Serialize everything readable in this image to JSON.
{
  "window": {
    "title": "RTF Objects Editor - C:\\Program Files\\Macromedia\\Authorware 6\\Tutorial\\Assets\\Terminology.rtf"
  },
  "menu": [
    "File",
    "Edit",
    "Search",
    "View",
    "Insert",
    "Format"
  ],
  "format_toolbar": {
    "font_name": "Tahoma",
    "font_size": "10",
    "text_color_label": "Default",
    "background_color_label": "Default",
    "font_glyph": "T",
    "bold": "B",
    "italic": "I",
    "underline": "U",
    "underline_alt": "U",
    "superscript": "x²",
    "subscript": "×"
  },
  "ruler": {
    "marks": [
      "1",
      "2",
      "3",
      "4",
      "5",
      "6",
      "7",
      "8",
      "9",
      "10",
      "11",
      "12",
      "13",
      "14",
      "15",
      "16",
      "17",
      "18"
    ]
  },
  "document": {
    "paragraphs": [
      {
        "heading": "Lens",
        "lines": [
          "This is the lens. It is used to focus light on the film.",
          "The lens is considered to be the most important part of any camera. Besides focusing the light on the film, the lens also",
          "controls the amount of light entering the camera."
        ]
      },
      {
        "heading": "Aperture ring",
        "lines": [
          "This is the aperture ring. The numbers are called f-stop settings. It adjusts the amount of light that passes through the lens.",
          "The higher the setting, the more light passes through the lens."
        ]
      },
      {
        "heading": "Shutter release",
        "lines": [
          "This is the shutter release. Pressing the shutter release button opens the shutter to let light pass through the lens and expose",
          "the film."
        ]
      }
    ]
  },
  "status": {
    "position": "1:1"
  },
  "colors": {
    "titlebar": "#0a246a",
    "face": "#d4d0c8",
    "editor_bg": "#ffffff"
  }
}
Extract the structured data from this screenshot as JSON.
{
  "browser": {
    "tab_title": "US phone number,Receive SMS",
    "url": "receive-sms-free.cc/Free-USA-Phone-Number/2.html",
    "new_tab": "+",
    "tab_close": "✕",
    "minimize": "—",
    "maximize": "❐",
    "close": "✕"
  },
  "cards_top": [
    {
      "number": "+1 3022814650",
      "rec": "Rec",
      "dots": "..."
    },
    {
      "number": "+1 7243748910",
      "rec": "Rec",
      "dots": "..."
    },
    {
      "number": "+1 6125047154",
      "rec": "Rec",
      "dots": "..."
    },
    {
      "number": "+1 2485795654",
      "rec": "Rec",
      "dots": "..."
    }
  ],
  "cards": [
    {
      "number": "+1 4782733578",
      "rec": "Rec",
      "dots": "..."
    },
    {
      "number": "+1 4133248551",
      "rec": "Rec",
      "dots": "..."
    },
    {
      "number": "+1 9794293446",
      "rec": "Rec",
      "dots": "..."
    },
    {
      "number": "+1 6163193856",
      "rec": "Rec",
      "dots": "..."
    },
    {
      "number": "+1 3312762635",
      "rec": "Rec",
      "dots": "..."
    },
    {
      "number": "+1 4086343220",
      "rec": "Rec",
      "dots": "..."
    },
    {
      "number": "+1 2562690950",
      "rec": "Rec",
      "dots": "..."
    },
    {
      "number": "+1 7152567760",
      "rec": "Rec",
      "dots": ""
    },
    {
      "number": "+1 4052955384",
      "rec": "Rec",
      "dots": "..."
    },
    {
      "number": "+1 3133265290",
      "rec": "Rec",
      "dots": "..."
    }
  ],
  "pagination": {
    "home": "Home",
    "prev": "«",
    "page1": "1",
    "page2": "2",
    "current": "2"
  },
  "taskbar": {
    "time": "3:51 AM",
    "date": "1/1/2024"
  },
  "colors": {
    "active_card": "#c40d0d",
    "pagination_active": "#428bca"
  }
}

→ **WHAT IS BEING ASKED**
Repeat each record exactly, leaving nothing out.

→ **EXERCISE RESULT**
Serialize everything readable in this image to JSON.
{
  "window": {
    "title": "RTF Objects Editor - C:\\Program Files\\Macromedia\\Authorware 6\\Tutorial\\Assets\\Terminology.rtf"
  },
  "menu": [
    "File",
    "Edit",
    "Search",
    "View",
    "Insert",
    "Format"
  ],
  "format_toolbar": {
    "font_name": "Tahoma",
    "font_size": "10",
    "text_color_label": "Default",
    "background_color_label": "Default",
    "font_glyph": "T",
    "bold": "B",
    "italic": "I",
    "underline": "U",
    "underline_alt": "U",
    "superscript": "x²",
    "subscript": "×"
  },
  "ruler": {
    "marks": [
      "1",
      "2",
      "3",
      "4",
      "5",
      "6",
      "7",
      "8",
      "9",
      "10",
      "11",
      "12",
      "13",
      "14",
      "15",
      "16",
      "17",
      "18"
    ]
  },
  "document": {
    "paragraphs": [
      {
        "heading": "Lens",
        "lines": [
          "This is the lens. It is used to focus light on the film.",
          "The lens is considered to be the most important part of any camera. Besides focusing the light on the film, the lens also",
          "controls the amount of light entering the camera."
        ]
      },
      {
        "heading": "Aperture ring",
        "lines": [
          "This is the aperture ring. The numbers are called f-stop settings. It adjusts the amount of light that passes through the lens.",
          "The higher the setting, the more light passes through the lens."
        ]
      },
      {
        "heading": "Shutter release",
        "lines": [
          "This is the shutter release. Pressing the shutter release button opens the shutter to let light pass through the lens and expose",
          "the film."
        ]
      }
    ]
  },
  "status": {
    "position": "1:1"
  },
  "colors": {
    "titlebar": "#0a246a",
    "face": "#d4d0c8",
    "editor_bg": "#ffffff"
  }
}
Extract the structured data from this screenshot as JSON.
{
  "browser": {
    "tab_title": "US phone number,Receive SMS",
    "url": "receive-sms-free.cc/Free-USA-Phone-Number/2.html",
    "new_tab": "+",
    "tab_close": "✕",
    "minimize": "—",
    "maximize": "❐",
    "close": "✕"
  },
  "cards_top": [
    {
      "number": "+1 3022814650",
      "rec": "Rec",
      "dots": "..."
    },
    {
      "number": "+1 7243748910",
      "rec": "Rec",
      "dots": "..."
    },
    {
      "number": "+1 6125047154",
      "rec": "Rec",
      "dots": "..."
    },
    {
      "number": "+1 2485795654",
      "rec": "Rec",
      "dots": "..."
    }
  ],
  "cards": [
    {
      "number": "+1 4782733578",
      "rec": "Rec",
      "dots": "..."
    },
    {
      "number": "+1 4133248551",
      "rec": "Rec",
      "dots": "..."
    },
    {
      "number": "+1 9794293446",
      "rec": "Rec",
      "dots": "..."
    },
    {
      "number": "+1 6163193856",
      "rec": "Rec",
      "dots": "..."
    },
    {
      "number": "+1 3312762635",
      "rec": "Rec",
      "dots": "..."
    },
    {
      "number": "+1 4086343220",
      "rec": "Rec",
      "dots": "..."
    },
    {
      "number": "+1 2562690950",
      "rec": "Rec",
      "dots": "..."
    },
    {
      "number": "+1 7152567760",
      "rec": "Rec",
      "dots": ""
    },
    {
      "number": "+1 4052955384",
      "rec": "Rec",
      "dots": "..."
    },
    {
      "number": "+1 3133265290",
      "rec": "Rec",
      "dots": "..."
    }
  ],
  "pagination": {
    "home": "Home",
    "prev": "«",
    "page1": "1",
    "page2": "2",
    "current": "2"
  },
  "taskbar": {
    "time": "3:51 AM",
    "date": "1/1/2024"
  },
  "colors": {
    "active_card": "#c40d0d",
    "pagination_active": "#428bca"
  }
}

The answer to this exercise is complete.